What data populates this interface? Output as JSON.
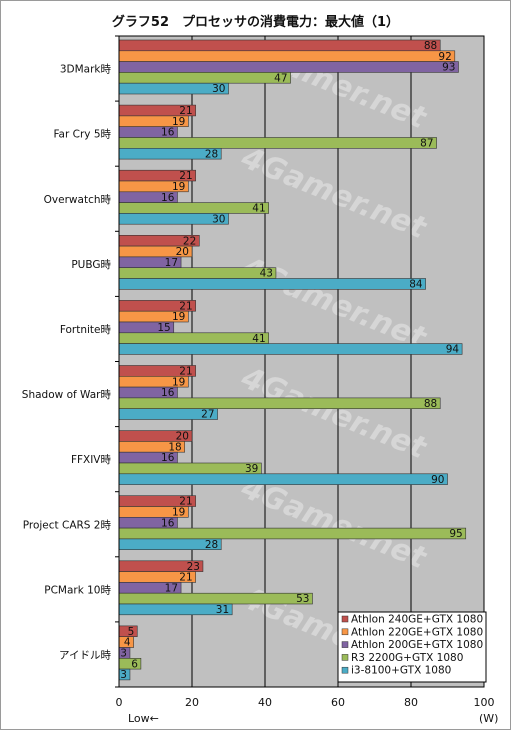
{
  "chart_data": {
    "type": "bar",
    "orientation": "horizontal",
    "title": "グラフ52　プロセッサの消費電力：最大値（1）",
    "categories": [
      "3DMark時",
      "Far Cry 5時",
      "Overwatch時",
      "PUBG時",
      "Fortnite時",
      "Shadow of War時",
      "FFXIV時",
      "Project CARS 2時",
      "PCMark 10時",
      "アイドル時"
    ],
    "series": [
      {
        "name": "Athlon 240GE+GTX 1080",
        "color": "#c0504d",
        "values": [
          88,
          21,
          21,
          22,
          21,
          21,
          20,
          21,
          23,
          5
        ]
      },
      {
        "name": "Athlon 220GE+GTX 1080",
        "color": "#f79646",
        "values": [
          92,
          19,
          19,
          20,
          19,
          19,
          18,
          19,
          21,
          4
        ]
      },
      {
        "name": "Athlon 200GE+GTX 1080",
        "color": "#8064a2",
        "values": [
          93,
          16,
          16,
          17,
          15,
          16,
          16,
          16,
          17,
          3
        ]
      },
      {
        "name": "R3 2200G+GTX 1080",
        "color": "#9bbb59",
        "values": [
          47,
          87,
          41,
          43,
          41,
          88,
          39,
          95,
          53,
          6
        ]
      },
      {
        "name": "i3-8100+GTX 1080",
        "color": "#4bacc6",
        "values": [
          30,
          28,
          30,
          84,
          94,
          27,
          90,
          28,
          31,
          3
        ]
      }
    ],
    "xlim": [
      0,
      100
    ],
    "xticks": [
      "0",
      "20",
      "40",
      "60",
      "80",
      "100"
    ],
    "unit_label": "(W)",
    "direction_label": "Low←",
    "watermark": "4Gamer.net",
    "grid": true,
    "legend_position": "bottom-right"
  }
}
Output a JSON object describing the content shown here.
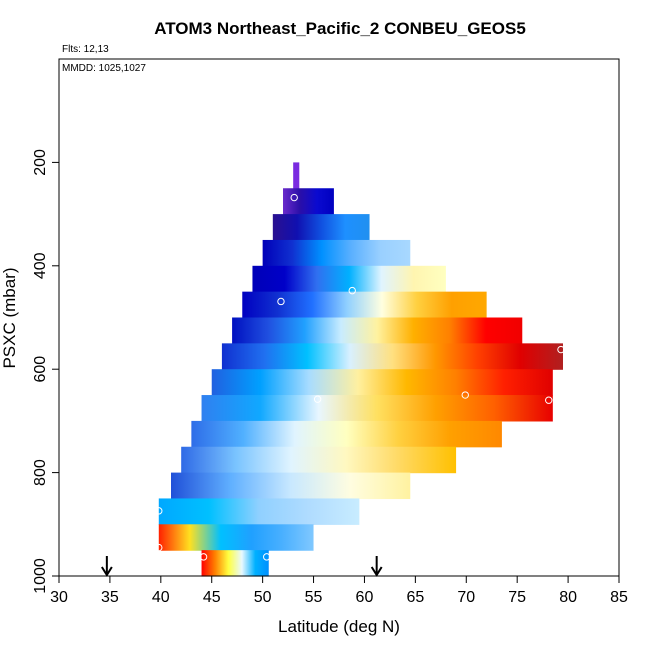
{
  "chart_data": {
    "type": "heatmap",
    "title": "ATOM3 Northeast_Pacific_2 CONBEU_GEOS5",
    "flights_note": "Flts: 12,13",
    "dates_note": "MMDD: 1025,1027",
    "xlabel": "Latitude (deg N)",
    "ylabel": "PSXC (mbar)",
    "xlim": [
      30,
      85
    ],
    "ylim": [
      1000,
      0
    ],
    "x_ticks": [
      "30",
      "35",
      "40",
      "45",
      "50",
      "55",
      "60",
      "65",
      "70",
      "75",
      "80",
      "85"
    ],
    "y_ticks": [
      "200",
      "400",
      "600",
      "800",
      "1000"
    ],
    "arrows_at_latitude": [
      34.7,
      61.2
    ],
    "rows": [
      {
        "p": 225,
        "lat_start": 53.0,
        "lat_end": 53.6,
        "stops": [
          "#7a2be0",
          "#7a2be0"
        ]
      },
      {
        "p": 275,
        "lat_start": 52.0,
        "lat_end": 57.0,
        "stops": [
          "#6a2acb",
          "#2a0fa8",
          "#0a0ad0",
          "#0000c0"
        ]
      },
      {
        "p": 325,
        "lat_start": 51.0,
        "lat_end": 60.5,
        "stops": [
          "#2a1090",
          "#1010b0",
          "#1050e0",
          "#1e90ff",
          "#2090f0"
        ]
      },
      {
        "p": 375,
        "lat_start": 50.0,
        "lat_end": 64.5,
        "stops": [
          "#0000b8",
          "#1030d0",
          "#0090ff",
          "#5ab0ff",
          "#9ad0ff",
          "#a8d8ff"
        ]
      },
      {
        "p": 425,
        "lat_start": 49.0,
        "lat_end": 68.0,
        "stops": [
          "#0000b8",
          "#0000c8",
          "#3070f0",
          "#00b0ff",
          "#e0f4ff",
          "#fff5b0",
          "#ffffc0"
        ]
      },
      {
        "p": 475,
        "lat_start": 48.0,
        "lat_end": 72.0,
        "stops": [
          "#0000c0",
          "#1030d0",
          "#2070ff",
          "#90d0ff",
          "#ffffe0",
          "#ffd040",
          "#ffa000",
          "#ffa800"
        ]
      },
      {
        "p": 525,
        "lat_start": 47.0,
        "lat_end": 75.5,
        "stops": [
          "#0010c0",
          "#2050e0",
          "#20a0ff",
          "#c8ecff",
          "#fff2a0",
          "#ffb000",
          "#ff8000",
          "#ff0000",
          "#f00000"
        ]
      },
      {
        "p": 575,
        "lat_start": 46.0,
        "lat_end": 79.5,
        "stops": [
          "#1030d0",
          "#2070f0",
          "#00c0ff",
          "#d8f0ff",
          "#ffe080",
          "#ff9800",
          "#ff4000",
          "#e00000",
          "#b02020"
        ]
      },
      {
        "p": 625,
        "lat_start": 45.0,
        "lat_end": 78.5,
        "stops": [
          "#2060e0",
          "#00a0ff",
          "#a8dcff",
          "#fff0a0",
          "#ffb800",
          "#ff8000",
          "#ff2000",
          "#e00000"
        ]
      },
      {
        "p": 675,
        "lat_start": 44.0,
        "lat_end": 78.5,
        "stops": [
          "#3080f0",
          "#10a8ff",
          "#e8f6ff",
          "#ffe060",
          "#ffa000",
          "#ff6000",
          "#e80000"
        ]
      },
      {
        "p": 725,
        "lat_start": 43.0,
        "lat_end": 73.5,
        "stops": [
          "#2e6de8",
          "#50b0ff",
          "#e0f4ff",
          "#ffffc0",
          "#ffd040",
          "#ffa000",
          "#ff8800"
        ]
      },
      {
        "p": 775,
        "lat_start": 42.0,
        "lat_end": 69.0,
        "stops": [
          "#2f6ae6",
          "#7ac4ff",
          "#e0f4ff",
          "#fff8c0",
          "#ffd860",
          "#ffc000"
        ]
      },
      {
        "p": 825,
        "lat_start": 41.0,
        "lat_end": 64.5,
        "stops": [
          "#2050d8",
          "#60b0ff",
          "#c8e8ff",
          "#fffde0",
          "#fff2a0"
        ]
      },
      {
        "p": 875,
        "lat_start": 39.8,
        "lat_end": 59.5,
        "stops": [
          "#00a8ff",
          "#00c0ff",
          "#90d0ff",
          "#b0dcff",
          "#c8ecff"
        ]
      },
      {
        "p": 925,
        "lat_start": 39.8,
        "lat_end": 55.0,
        "stops": [
          "#ff2000",
          "#ffe020",
          "#00c0ff",
          "#20a0ff",
          "#4ab0ff",
          "#80c8ff"
        ]
      },
      {
        "p": 975,
        "lat_start": 44.0,
        "lat_end": 50.6,
        "stops": [
          "#ff0000",
          "#ff8000",
          "#ffff40",
          "#e8f8ff",
          "#00b0ff",
          "#0090ff"
        ]
      }
    ],
    "markers": [
      {
        "lat": 53.1,
        "p": 268
      },
      {
        "lat": 51.8,
        "p": 469
      },
      {
        "lat": 58.8,
        "p": 448
      },
      {
        "lat": 55.4,
        "p": 658
      },
      {
        "lat": 69.9,
        "p": 650
      },
      {
        "lat": 78.1,
        "p": 660
      },
      {
        "lat": 79.3,
        "p": 562
      },
      {
        "lat": 39.8,
        "p": 874
      },
      {
        "lat": 39.8,
        "p": 945
      },
      {
        "lat": 44.2,
        "p": 963
      },
      {
        "lat": 50.4,
        "p": 963
      }
    ]
  }
}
:::
• Instructions to follow:
Transcribe the material exactly, keeping every word and none of the pictures.

• Solved problem:
What data populates this interface? Output as JSON.
{
  "chart_data": {
    "type": "bar",
    "orientation": "horizontal",
    "title": "グラフ52　プロセッサの消費電力：最大値（1）",
    "categories": [
      "3DMark時",
      "Far Cry 5時",
      "Overwatch時",
      "PUBG時",
      "Fortnite時",
      "Shadow of War時",
      "FFXIV時",
      "Project CARS 2時",
      "PCMark 10時",
      "アイドル時"
    ],
    "series": [
      {
        "name": "Athlon 240GE+GTX 1080",
        "color": "#c0504d",
        "values": [
          88,
          21,
          21,
          22,
          21,
          21,
          20,
          21,
          23,
          5
        ]
      },
      {
        "name": "Athlon 220GE+GTX 1080",
        "color": "#f79646",
        "values": [
          92,
          19,
          19,
          20,
          19,
          19,
          18,
          19,
          21,
          4
        ]
      },
      {
        "name": "Athlon 200GE+GTX 1080",
        "color": "#8064a2",
        "values": [
          93,
          16,
          16,
          17,
          15,
          16,
          16,
          16,
          17,
          3
        ]
      },
      {
        "name": "R3 2200G+GTX 1080",
        "color": "#9bbb59",
        "values": [
          47,
          87,
          41,
          43,
          41,
          88,
          39,
          95,
          53,
          6
        ]
      },
      {
        "name": "i3-8100+GTX 1080",
        "color": "#4bacc6",
        "values": [
          30,
          28,
          30,
          84,
          94,
          27,
          90,
          28,
          31,
          3
        ]
      }
    ],
    "xlim": [
      0,
      100
    ],
    "xticks": [
      "0",
      "20",
      "40",
      "60",
      "80",
      "100"
    ],
    "unit_label": "(W)",
    "direction_label": "Low←",
    "watermark": "4Gamer.net",
    "grid": true,
    "legend_position": "bottom-right"
  }
}
Output a JSON object describing the content shown here.
{
  "chart_data": {
    "type": "heatmap",
    "title": "ATOM3 Northeast_Pacific_2 CONBEU_GEOS5",
    "flights_note": "Flts: 12,13",
    "dates_note": "MMDD: 1025,1027",
    "xlabel": "Latitude (deg N)",
    "ylabel": "PSXC (mbar)",
    "xlim": [
      30,
      85
    ],
    "ylim": [
      1000,
      0
    ],
    "x_ticks": [
      "30",
      "35",
      "40",
      "45",
      "50",
      "55",
      "60",
      "65",
      "70",
      "75",
      "80",
      "85"
    ],
    "y_ticks": [
      "200",
      "400",
      "600",
      "800",
      "1000"
    ],
    "arrows_at_latitude": [
      34.7,
      61.2
    ],
    "rows": [
      {
        "p": 225,
        "lat_start": 53.0,
        "lat_end": 53.6,
        "stops": [
          "#7a2be0",
          "#7a2be0"
        ]
      },
      {
        "p": 275,
        "lat_start": 52.0,
        "lat_end": 57.0,
        "stops": [
          "#6a2acb",
          "#2a0fa8",
          "#0a0ad0",
          "#0000c0"
        ]
      },
      {
        "p": 325,
        "lat_start": 51.0,
        "lat_end": 60.5,
        "stops": [
          "#2a1090",
          "#1010b0",
          "#1050e0",
          "#1e90ff",
          "#2090f0"
        ]
      },
      {
        "p": 375,
        "lat_start": 50.0,
        "lat_end": 64.5,
        "stops": [
          "#0000b8",
          "#1030d0",
          "#0090ff",
          "#5ab0ff",
          "#9ad0ff",
          "#a8d8ff"
        ]
      },
      {
        "p": 425,
        "lat_start": 49.0,
        "lat_end": 68.0,
        "stops": [
          "#0000b8",
          "#0000c8",
          "#3070f0",
          "#00b0ff",
          "#e0f4ff",
          "#fff5b0",
          "#ffffc0"
        ]
      },
      {
        "p": 475,
        "lat_start": 48.0,
        "lat_end": 72.0,
        "stops": [
          "#0000c0",
          "#1030d0",
          "#2070ff",
          "#90d0ff",
          "#ffffe0",
          "#ffd040",
          "#ffa000",
          "#ffa800"
        ]
      },
      {
        "p": 525,
        "lat_start": 47.0,
        "lat_end": 75.5,
        "stops": [
          "#0010c0",
          "#2050e0",
          "#20a0ff",
          "#c8ecff",
          "#fff2a0",
          "#ffb000",
          "#ff8000",
          "#ff0000",
          "#f00000"
        ]
      },
      {
        "p": 575,
        "lat_start": 46.0,
        "lat_end": 79.5,
        "stops": [
          "#1030d0",
          "#2070f0",
          "#00c0ff",
          "#d8f0ff",
          "#ffe080",
          "#ff9800",
          "#ff4000",
          "#e00000",
          "#b02020"
        ]
      },
      {
        "p": 625,
        "lat_start": 45.0,
        "lat_end": 78.5,
        "stops": [
          "#2060e0",
          "#00a0ff",
          "#a8dcff",
          "#fff0a0",
          "#ffb800",
          "#ff8000",
          "#ff2000",
          "#e00000"
        ]
      },
      {
        "p": 675,
        "lat_start": 44.0,
        "lat_end": 78.5,
        "stops": [
          "#3080f0",
          "#10a8ff",
          "#e8f6ff",
          "#ffe060",
          "#ffa000",
          "#ff6000",
          "#e80000"
        ]
      },
      {
        "p": 725,
        "lat_start": 43.0,
        "lat_end": 73.5,
        "stops": [
          "#2e6de8",
          "#50b0ff",
          "#e0f4ff",
          "#ffffc0",
          "#ffd040",
          "#ffa000",
          "#ff8800"
        ]
      },
      {
        "p": 775,
        "lat_start": 42.0,
        "lat_end": 69.0,
        "stops": [
          "#2f6ae6",
          "#7ac4ff",
          "#e0f4ff",
          "#fff8c0",
          "#ffd860",
          "#ffc000"
        ]
      },
      {
        "p": 825,
        "lat_start": 41.0,
        "lat_end": 64.5,
        "stops": [
          "#2050d8",
          "#60b0ff",
          "#c8e8ff",
          "#fffde0",
          "#fff2a0"
        ]
      },
      {
        "p": 875,
        "lat_start": 39.8,
        "lat_end": 59.5,
        "stops": [
          "#00a8ff",
          "#00c0ff",
          "#90d0ff",
          "#b0dcff",
          "#c8ecff"
        ]
      },
      {
        "p": 925,
        "lat_start": 39.8,
        "lat_end": 55.0,
        "stops": [
          "#ff2000",
          "#ffe020",
          "#00c0ff",
          "#20a0ff",
          "#4ab0ff",
          "#80c8ff"
        ]
      },
      {
        "p": 975,
        "lat_start": 44.0,
        "lat_end": 50.6,
        "stops": [
          "#ff0000",
          "#ff8000",
          "#ffff40",
          "#e8f8ff",
          "#00b0ff",
          "#0090ff"
        ]
      }
    ],
    "markers": [
      {
        "lat": 53.1,
        "p": 268
      },
      {
        "lat": 51.8,
        "p": 469
      },
      {
        "lat": 58.8,
        "p": 448
      },
      {
        "lat": 55.4,
        "p": 658
      },
      {
        "lat": 69.9,
        "p": 650
      },
      {
        "lat": 78.1,
        "p": 660
      },
      {
        "lat": 79.3,
        "p": 562
      },
      {
        "lat": 39.8,
        "p": 874
      },
      {
        "lat": 39.8,
        "p": 945
      },
      {
        "lat": 44.2,
        "p": 963
      },
      {
        "lat": 50.4,
        "p": 963
      }
    ]
  }
}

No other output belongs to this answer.